Dataset rows:
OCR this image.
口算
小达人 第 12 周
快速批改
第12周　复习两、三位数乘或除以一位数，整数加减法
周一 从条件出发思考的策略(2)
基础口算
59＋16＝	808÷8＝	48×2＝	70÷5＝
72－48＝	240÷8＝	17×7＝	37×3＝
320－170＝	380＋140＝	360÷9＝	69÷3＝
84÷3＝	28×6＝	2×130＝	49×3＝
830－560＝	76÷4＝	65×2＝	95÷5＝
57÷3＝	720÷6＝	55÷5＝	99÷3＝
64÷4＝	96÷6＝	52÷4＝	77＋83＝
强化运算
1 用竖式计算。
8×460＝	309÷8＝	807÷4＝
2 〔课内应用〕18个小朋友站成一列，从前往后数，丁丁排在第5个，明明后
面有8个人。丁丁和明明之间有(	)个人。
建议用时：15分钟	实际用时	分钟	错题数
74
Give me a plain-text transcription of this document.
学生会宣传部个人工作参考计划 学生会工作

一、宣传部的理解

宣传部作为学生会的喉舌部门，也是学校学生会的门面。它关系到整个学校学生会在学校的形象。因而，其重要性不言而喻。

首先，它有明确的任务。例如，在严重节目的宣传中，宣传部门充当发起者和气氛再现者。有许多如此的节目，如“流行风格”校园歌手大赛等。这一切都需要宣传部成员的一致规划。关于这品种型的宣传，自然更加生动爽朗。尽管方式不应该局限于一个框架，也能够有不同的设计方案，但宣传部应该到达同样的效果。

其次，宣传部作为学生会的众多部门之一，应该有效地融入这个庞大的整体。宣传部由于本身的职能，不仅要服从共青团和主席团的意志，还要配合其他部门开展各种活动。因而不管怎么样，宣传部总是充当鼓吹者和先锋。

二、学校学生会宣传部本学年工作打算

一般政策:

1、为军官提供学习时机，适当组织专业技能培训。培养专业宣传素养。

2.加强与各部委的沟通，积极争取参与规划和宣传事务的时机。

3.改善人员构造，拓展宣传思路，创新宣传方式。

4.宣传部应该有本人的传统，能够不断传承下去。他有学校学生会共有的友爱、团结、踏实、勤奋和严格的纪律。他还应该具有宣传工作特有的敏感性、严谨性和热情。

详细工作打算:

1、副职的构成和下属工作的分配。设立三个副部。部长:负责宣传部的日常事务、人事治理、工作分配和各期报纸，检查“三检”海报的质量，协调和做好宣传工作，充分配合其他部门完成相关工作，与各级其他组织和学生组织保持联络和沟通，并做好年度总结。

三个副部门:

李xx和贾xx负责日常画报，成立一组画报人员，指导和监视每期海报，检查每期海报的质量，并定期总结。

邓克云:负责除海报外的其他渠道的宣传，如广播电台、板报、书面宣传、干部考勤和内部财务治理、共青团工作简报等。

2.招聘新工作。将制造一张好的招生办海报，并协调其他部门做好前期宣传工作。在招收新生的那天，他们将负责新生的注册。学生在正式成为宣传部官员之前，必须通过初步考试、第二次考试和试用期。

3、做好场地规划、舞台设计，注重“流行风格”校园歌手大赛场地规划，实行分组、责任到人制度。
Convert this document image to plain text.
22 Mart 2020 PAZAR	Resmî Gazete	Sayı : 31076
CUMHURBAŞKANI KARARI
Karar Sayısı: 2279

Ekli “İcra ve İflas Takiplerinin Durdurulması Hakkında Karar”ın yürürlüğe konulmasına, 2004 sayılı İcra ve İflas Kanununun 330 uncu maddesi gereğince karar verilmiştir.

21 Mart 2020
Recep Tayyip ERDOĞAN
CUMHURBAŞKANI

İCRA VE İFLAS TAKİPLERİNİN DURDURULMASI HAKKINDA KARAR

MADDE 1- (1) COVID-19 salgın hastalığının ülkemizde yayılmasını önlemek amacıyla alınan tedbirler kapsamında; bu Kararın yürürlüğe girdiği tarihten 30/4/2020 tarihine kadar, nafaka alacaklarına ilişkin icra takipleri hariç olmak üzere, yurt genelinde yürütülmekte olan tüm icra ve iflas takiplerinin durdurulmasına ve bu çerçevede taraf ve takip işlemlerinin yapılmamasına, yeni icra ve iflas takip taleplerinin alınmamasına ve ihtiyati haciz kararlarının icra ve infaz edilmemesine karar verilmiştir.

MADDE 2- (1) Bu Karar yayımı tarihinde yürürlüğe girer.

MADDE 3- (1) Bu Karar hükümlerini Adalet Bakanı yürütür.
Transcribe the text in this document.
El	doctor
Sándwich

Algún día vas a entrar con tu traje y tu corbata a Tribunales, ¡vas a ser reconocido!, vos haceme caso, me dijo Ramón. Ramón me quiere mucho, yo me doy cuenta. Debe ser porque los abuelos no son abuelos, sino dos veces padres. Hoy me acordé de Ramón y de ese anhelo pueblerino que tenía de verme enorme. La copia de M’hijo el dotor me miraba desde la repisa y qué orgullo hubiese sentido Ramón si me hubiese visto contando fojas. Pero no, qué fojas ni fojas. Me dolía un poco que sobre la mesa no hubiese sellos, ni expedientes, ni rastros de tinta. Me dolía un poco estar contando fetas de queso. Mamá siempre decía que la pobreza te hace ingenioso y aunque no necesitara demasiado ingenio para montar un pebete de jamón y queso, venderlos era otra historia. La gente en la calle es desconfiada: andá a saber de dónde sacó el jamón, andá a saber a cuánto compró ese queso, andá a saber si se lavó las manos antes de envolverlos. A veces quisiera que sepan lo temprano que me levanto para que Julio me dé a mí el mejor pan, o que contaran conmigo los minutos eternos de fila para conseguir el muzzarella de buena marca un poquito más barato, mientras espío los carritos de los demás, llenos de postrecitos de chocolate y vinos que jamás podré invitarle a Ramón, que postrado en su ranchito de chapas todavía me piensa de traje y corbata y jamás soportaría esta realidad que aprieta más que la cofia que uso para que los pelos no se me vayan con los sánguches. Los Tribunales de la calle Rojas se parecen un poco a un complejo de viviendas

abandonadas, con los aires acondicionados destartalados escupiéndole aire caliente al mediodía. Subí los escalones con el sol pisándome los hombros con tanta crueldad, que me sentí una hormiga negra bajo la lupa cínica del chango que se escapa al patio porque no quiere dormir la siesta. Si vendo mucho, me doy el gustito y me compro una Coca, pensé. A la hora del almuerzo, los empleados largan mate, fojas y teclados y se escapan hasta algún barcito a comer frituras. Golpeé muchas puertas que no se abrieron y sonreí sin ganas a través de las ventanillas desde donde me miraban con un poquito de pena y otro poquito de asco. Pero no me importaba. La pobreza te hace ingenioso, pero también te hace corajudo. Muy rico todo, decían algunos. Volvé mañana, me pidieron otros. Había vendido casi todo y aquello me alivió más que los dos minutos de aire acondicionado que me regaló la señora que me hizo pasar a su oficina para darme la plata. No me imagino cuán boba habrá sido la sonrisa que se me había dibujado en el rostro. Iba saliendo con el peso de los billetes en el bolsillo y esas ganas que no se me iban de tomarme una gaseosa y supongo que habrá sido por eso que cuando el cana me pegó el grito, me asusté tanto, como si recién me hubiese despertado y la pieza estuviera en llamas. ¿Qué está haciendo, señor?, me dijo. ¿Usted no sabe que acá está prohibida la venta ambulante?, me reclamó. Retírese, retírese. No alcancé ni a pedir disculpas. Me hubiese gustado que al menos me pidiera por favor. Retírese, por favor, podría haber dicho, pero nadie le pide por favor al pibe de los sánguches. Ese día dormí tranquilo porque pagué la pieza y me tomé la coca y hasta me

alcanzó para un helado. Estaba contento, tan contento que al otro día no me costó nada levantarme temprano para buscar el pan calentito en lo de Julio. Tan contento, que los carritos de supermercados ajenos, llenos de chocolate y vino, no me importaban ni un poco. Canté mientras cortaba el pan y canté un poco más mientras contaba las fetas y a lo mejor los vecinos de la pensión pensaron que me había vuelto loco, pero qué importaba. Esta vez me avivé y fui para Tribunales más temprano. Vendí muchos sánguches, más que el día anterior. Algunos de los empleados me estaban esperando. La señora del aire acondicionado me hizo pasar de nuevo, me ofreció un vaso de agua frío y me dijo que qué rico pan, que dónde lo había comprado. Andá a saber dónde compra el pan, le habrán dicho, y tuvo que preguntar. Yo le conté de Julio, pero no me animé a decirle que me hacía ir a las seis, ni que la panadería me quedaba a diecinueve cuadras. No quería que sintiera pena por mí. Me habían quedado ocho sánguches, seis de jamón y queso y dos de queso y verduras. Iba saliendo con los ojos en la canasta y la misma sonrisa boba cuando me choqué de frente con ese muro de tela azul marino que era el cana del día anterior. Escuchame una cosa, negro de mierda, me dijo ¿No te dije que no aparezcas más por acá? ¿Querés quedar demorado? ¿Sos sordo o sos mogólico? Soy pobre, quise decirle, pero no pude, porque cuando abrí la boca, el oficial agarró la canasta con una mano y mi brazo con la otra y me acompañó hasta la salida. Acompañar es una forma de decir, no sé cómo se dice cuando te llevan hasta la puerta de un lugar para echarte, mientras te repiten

Exercise directions: Check each line in the records for the word "document" and say how many have it, with nothing else.

Correct answer: 3